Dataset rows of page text
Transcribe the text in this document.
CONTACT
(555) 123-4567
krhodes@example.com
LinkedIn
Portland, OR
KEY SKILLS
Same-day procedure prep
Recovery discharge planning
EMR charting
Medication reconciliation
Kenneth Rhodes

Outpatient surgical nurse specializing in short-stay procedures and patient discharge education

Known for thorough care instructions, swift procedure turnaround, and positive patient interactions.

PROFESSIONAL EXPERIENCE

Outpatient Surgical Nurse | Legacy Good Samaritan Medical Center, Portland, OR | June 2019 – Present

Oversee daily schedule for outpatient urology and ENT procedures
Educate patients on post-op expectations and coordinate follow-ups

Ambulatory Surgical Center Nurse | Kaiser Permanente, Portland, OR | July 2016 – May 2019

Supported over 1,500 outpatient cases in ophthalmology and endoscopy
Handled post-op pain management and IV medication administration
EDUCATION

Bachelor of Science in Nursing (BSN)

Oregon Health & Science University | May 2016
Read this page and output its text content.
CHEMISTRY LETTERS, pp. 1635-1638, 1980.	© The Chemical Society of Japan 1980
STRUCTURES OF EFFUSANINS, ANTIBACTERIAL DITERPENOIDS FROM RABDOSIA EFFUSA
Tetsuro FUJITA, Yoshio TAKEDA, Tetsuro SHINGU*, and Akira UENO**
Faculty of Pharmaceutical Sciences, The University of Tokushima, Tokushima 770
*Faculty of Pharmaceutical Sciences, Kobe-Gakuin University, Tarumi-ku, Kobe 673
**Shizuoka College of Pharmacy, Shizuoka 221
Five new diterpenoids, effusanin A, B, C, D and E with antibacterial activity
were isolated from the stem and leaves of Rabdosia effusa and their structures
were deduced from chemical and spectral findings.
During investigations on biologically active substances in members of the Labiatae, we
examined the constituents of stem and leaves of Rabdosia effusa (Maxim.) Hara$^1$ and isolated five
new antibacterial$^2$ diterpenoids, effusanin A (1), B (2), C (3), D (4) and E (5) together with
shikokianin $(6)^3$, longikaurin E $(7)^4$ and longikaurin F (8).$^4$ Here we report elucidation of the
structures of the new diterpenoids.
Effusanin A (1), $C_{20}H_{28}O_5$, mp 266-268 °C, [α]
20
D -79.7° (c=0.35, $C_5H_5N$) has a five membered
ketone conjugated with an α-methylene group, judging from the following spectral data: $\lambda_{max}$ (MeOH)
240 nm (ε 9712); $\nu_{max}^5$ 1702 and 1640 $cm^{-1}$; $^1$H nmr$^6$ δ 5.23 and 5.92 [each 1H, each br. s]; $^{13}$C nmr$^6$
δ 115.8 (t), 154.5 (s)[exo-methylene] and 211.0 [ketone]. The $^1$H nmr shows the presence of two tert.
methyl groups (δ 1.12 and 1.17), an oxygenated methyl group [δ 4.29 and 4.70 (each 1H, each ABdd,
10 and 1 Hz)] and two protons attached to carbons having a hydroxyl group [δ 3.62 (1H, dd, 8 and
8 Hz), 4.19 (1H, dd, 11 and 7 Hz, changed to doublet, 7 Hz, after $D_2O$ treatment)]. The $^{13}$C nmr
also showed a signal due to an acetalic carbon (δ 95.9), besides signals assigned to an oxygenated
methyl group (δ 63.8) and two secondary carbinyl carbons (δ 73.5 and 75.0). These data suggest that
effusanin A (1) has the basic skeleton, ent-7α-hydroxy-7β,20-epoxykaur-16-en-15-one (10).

Activity
All of the data above must be repeated exactly.

Finished exercise
Transcribe the text in this document.
CONTACT
(555) 123-4567
krhodes@example.com
LinkedIn
Portland, OR
KEY SKILLS
Same-day procedure prep
Recovery discharge planning
EMR charting
Medication reconciliation
Kenneth Rhodes

Outpatient surgical nurse specializing in short-stay procedures and patient discharge education

Known for thorough care instructions, swift procedure turnaround, and positive patient interactions.

PROFESSIONAL EXPERIENCE

Outpatient Surgical Nurse | Legacy Good Samaritan Medical Center, Portland, OR | June 2019 – Present

Oversee daily schedule for outpatient urology and ENT procedures
Educate patients on post-op expectations and coordinate follow-ups

Ambulatory Surgical Center Nurse | Kaiser Permanente, Portland, OR | July 2016 – May 2019

Supported over 1,500 outpatient cases in ophthalmology and endoscopy
Handled post-op pain management and IV medication administration
EDUCATION

Bachelor of Science in Nursing (BSN)

Oregon Health & Science University | May 2016
Read this page and output its text content.
CHEMISTRY LETTERS, pp. 1635-1638, 1980.	© The Chemical Society of Japan 1980
STRUCTURES OF EFFUSANINS, ANTIBACTERIAL DITERPENOIDS FROM RABDOSIA EFFUSA
Tetsuro FUJITA, Yoshio TAKEDA, Tetsuro SHINGU*, and Akira UENO**
Faculty of Pharmaceutical Sciences, The University of Tokushima, Tokushima 770
*Faculty of Pharmaceutical Sciences, Kobe-Gakuin University, Tarumi-ku, Kobe 673
**Shizuoka College of Pharmacy, Shizuoka 221
Five new diterpenoids, effusanin A, B, C, D and E with antibacterial activity
were isolated from the stem and leaves of Rabdosia effusa and their structures
were deduced from chemical and spectral findings.
During investigations on biologically active substances in members of the Labiatae, we
examined the constituents of stem and leaves of Rabdosia effusa (Maxim.) Hara$^1$ and isolated five
new antibacterial$^2$ diterpenoids, effusanin A (1), B (2), C (3), D (4) and E (5) together with
shikokianin $(6)^3$, longikaurin E $(7)^4$ and longikaurin F (8).$^4$ Here we report elucidation of the
structures of the new diterpenoids.
Effusanin A (1), $C_{20}H_{28}O_5$, mp 266-268 °C, [α]
20
D -79.7° (c=0.35, $C_5H_5N$) has a five membered
ketone conjugated with an α-methylene group, judging from the following spectral data: $\lambda_{max}$ (MeOH)
240 nm (ε 9712); $\nu_{max}^5$ 1702 and 1640 $cm^{-1}$; $^1$H nmr$^6$ δ 5.23 and 5.92 [each 1H, each br. s]; $^{13}$C nmr$^6$
δ 115.8 (t), 154.5 (s)[exo-methylene] and 211.0 [ketone]. The $^1$H nmr shows the presence of two tert.
methyl groups (δ 1.12 and 1.17), an oxygenated methyl group [δ 4.29 and 4.70 (each 1H, each ABdd,
10 and 1 Hz)] and two protons attached to carbons having a hydroxyl group [δ 3.62 (1H, dd, 8 and
8 Hz), 4.19 (1H, dd, 11 and 7 Hz, changed to doublet, 7 Hz, after $D_2O$ treatment)]. The $^{13}$C nmr
also showed a signal due to an acetalic carbon (δ 95.9), besides signals assigned to an oxygenated
methyl group (δ 63.8) and two secondary carbinyl carbons (δ 73.5 and 75.0). These data suggest that
effusanin A (1) has the basic skeleton, ent-7α-hydroxy-7β,20-epoxykaur-16-en-15-one (10).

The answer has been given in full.